-- What is asked --
From the entries below, extract every line that includes the word "autónomos".
○ ○ ○
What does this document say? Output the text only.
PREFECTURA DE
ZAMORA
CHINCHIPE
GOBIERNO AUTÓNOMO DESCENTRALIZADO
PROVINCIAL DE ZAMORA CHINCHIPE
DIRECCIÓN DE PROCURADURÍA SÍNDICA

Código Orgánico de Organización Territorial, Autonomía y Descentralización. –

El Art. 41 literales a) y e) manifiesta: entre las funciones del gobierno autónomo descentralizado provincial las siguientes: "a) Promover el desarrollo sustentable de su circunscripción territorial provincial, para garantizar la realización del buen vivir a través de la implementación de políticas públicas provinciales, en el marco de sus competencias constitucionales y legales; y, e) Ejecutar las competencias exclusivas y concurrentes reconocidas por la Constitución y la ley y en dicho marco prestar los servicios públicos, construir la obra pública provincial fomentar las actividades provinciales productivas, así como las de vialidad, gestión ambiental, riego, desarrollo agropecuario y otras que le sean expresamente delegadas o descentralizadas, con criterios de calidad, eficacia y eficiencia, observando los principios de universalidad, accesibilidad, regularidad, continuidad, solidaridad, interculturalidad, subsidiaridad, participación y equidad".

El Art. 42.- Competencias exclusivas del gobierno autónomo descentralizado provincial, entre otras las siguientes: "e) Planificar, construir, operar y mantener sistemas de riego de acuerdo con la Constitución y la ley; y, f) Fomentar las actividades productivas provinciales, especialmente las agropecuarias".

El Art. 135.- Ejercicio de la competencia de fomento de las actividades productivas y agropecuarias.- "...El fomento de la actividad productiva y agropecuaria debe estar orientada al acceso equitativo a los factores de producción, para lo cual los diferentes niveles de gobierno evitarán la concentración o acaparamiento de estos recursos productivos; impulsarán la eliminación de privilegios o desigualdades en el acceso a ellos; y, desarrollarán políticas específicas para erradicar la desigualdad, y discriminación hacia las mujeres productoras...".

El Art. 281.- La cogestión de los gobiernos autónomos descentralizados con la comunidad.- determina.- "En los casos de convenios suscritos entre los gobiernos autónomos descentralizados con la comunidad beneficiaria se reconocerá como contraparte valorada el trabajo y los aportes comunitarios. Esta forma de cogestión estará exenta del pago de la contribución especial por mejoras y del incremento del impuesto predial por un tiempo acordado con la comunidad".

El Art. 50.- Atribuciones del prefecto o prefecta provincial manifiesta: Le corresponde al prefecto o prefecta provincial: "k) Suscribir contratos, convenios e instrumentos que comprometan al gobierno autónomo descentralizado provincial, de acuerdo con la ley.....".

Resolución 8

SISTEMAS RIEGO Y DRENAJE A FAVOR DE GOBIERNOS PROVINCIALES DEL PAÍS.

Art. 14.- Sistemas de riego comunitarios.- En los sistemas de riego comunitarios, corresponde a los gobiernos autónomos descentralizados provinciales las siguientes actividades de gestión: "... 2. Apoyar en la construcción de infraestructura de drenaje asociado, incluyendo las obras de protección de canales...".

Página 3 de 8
○ ○ ○
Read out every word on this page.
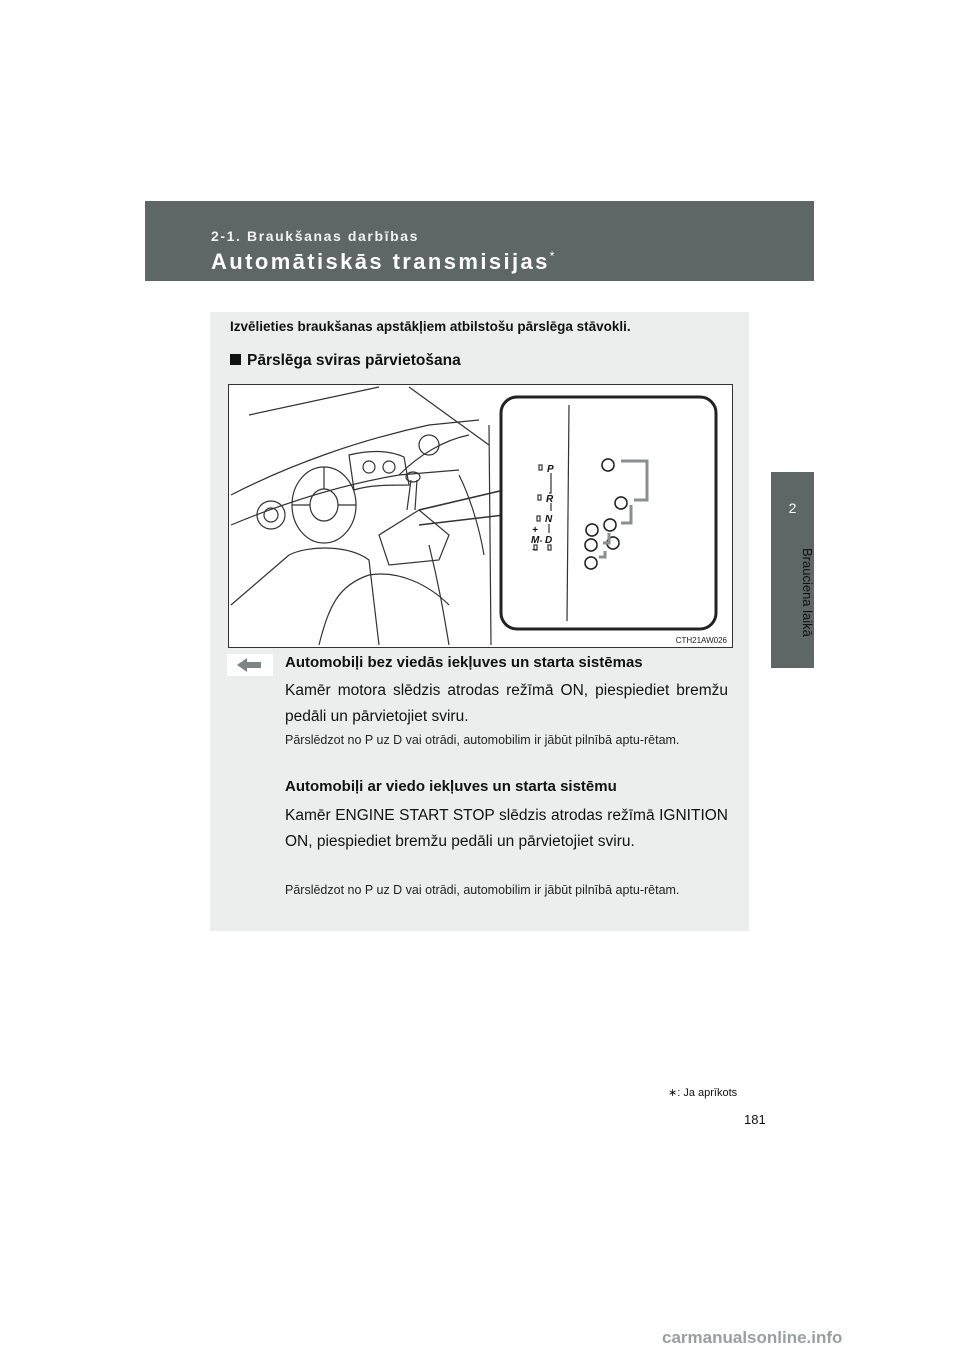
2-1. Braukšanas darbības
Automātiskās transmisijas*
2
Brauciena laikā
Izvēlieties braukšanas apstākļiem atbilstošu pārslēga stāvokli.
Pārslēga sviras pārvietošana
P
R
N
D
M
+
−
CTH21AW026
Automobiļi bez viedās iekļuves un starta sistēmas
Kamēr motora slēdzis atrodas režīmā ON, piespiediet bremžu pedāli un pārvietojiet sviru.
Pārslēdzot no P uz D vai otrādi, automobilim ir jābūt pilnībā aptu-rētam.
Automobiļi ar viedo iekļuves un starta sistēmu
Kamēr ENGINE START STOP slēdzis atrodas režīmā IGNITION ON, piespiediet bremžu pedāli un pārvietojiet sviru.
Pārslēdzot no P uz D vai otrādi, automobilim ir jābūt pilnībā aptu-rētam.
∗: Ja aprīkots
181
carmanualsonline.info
○ ○ ○
-- Written solution --
El Art. 281.- La cogestión de los gobiernos autónomos descentralizados con la comunidad.- determina.- "En los casos de convenios suscritos entre los gobiernos autónomos descentralizados con la comunidad beneficiaria se reconocerá como contraparte valorada el trabajo y los aportes comunitarios. Esta forma de cogestión estará exenta del pago de la contribución especial por mejoras y del incremento del impuesto predial por un tiempo acordado con la comunidad".
Art. 14.- Sistemas de riego comunitarios.- En los sistemas de riego comunitarios, corresponde a los gobiernos autónomos descentralizados provinciales las siguientes actividades de gestión: "... 2. Apoyar en la construcción de infraestructura de drenaje asociado, incluyendo las obras de protección de canales...".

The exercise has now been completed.